● **Problem statement**
Copy out all lines where "Convert" appears.

● **Dataset**
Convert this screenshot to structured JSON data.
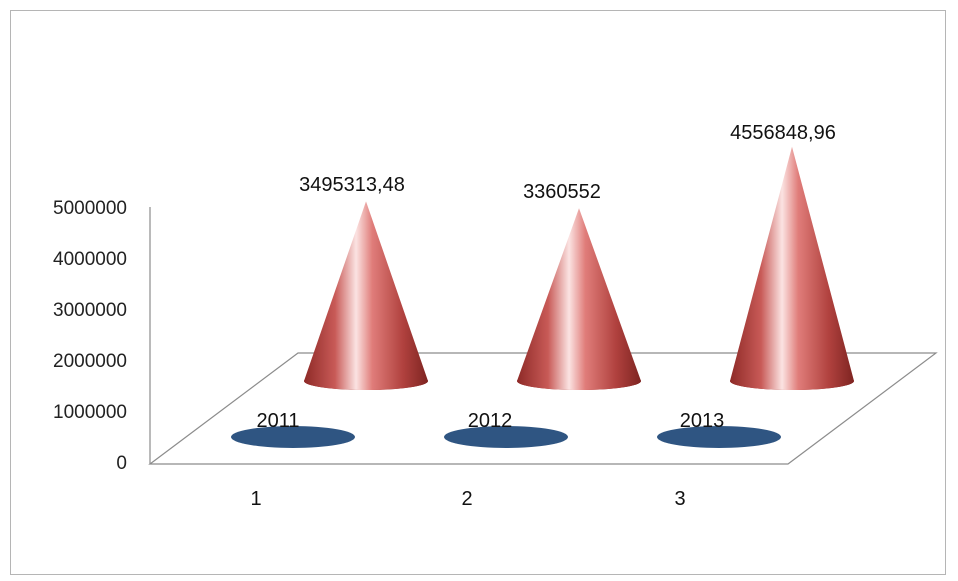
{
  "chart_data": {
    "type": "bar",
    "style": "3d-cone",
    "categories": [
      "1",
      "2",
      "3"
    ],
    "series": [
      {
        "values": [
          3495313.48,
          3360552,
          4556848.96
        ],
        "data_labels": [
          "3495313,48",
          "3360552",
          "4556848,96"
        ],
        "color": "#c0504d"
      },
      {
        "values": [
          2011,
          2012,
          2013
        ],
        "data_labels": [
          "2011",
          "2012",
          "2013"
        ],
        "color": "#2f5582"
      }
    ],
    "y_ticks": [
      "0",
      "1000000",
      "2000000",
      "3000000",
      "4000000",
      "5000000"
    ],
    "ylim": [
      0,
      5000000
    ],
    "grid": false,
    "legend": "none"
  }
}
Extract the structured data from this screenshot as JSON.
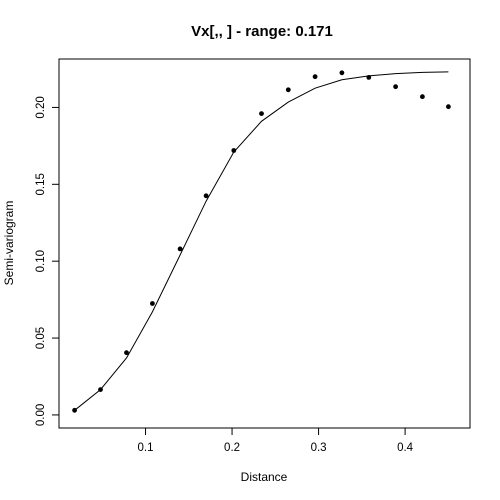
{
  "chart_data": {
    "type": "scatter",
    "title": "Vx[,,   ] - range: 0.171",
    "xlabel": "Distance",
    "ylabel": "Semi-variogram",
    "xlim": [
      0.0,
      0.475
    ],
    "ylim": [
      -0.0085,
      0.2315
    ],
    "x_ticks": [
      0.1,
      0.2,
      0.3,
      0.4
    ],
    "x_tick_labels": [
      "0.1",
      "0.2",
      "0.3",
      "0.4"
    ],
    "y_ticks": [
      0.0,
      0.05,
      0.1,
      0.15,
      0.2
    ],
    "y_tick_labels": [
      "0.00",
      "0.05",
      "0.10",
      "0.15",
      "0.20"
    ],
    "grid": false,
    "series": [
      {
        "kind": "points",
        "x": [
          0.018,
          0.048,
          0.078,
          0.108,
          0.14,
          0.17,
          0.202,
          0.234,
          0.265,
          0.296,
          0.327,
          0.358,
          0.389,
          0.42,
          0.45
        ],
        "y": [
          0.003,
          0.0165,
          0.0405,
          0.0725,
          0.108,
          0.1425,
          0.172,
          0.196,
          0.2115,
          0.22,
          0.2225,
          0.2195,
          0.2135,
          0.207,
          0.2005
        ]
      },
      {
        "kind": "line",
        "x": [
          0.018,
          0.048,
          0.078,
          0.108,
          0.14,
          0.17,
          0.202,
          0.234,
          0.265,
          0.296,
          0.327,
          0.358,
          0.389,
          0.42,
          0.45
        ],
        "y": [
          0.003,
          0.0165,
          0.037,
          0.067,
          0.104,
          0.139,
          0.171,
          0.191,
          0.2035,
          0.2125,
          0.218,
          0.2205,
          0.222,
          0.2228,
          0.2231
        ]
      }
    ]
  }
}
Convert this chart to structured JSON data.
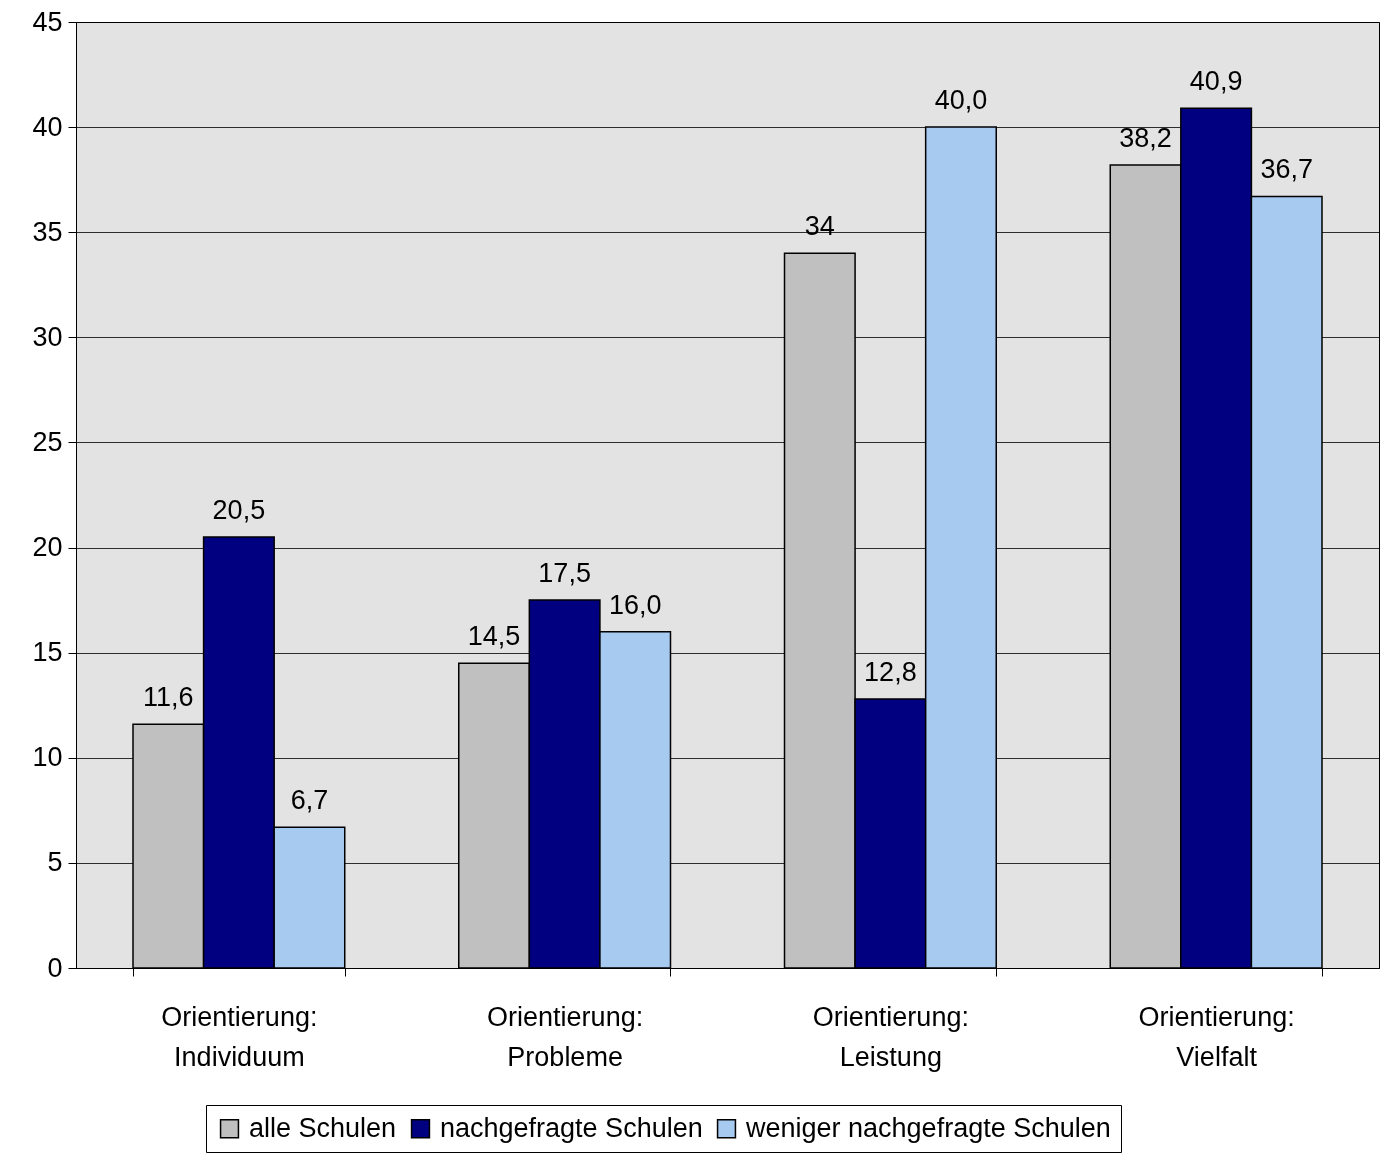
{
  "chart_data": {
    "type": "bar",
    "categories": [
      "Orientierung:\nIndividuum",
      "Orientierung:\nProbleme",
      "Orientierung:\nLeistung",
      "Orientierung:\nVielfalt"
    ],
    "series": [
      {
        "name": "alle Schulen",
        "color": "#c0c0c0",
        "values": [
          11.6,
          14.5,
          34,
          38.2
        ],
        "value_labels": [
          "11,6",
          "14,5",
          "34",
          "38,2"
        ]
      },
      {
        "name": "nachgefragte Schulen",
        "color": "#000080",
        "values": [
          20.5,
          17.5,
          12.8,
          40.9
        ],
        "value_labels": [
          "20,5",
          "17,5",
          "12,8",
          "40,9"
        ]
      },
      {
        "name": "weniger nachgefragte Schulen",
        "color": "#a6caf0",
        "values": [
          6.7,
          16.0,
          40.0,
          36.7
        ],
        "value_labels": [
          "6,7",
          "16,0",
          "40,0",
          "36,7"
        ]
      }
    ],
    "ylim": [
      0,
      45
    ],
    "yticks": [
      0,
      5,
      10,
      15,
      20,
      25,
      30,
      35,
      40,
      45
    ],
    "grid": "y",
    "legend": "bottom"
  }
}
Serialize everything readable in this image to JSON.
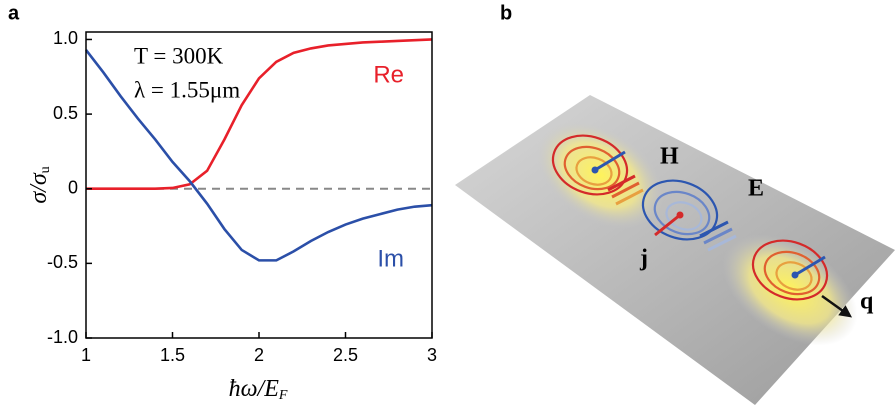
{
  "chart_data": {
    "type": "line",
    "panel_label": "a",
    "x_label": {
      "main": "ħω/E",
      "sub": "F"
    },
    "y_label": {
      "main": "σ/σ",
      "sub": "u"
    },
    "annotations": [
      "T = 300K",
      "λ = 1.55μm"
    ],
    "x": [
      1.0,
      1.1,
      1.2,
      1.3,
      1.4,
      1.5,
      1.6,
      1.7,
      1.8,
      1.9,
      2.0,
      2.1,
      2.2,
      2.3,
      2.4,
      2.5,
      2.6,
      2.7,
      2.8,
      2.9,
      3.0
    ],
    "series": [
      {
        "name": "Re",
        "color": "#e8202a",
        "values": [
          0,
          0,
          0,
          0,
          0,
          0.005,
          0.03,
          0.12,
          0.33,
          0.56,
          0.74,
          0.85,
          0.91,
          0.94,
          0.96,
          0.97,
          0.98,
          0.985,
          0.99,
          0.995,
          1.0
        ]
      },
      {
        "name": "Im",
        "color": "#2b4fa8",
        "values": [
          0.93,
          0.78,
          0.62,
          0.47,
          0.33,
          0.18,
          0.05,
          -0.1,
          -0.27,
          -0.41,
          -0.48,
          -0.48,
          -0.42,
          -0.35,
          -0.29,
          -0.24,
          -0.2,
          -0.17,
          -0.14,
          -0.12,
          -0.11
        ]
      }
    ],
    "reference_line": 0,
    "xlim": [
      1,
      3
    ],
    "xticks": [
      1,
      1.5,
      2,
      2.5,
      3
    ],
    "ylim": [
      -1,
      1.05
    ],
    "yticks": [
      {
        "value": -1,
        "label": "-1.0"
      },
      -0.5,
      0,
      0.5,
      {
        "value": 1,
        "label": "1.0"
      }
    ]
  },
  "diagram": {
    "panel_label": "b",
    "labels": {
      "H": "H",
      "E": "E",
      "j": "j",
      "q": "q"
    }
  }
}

● **The response**
Convert this screenshot to structured JSON data.
Convert this chart to structured JSON data.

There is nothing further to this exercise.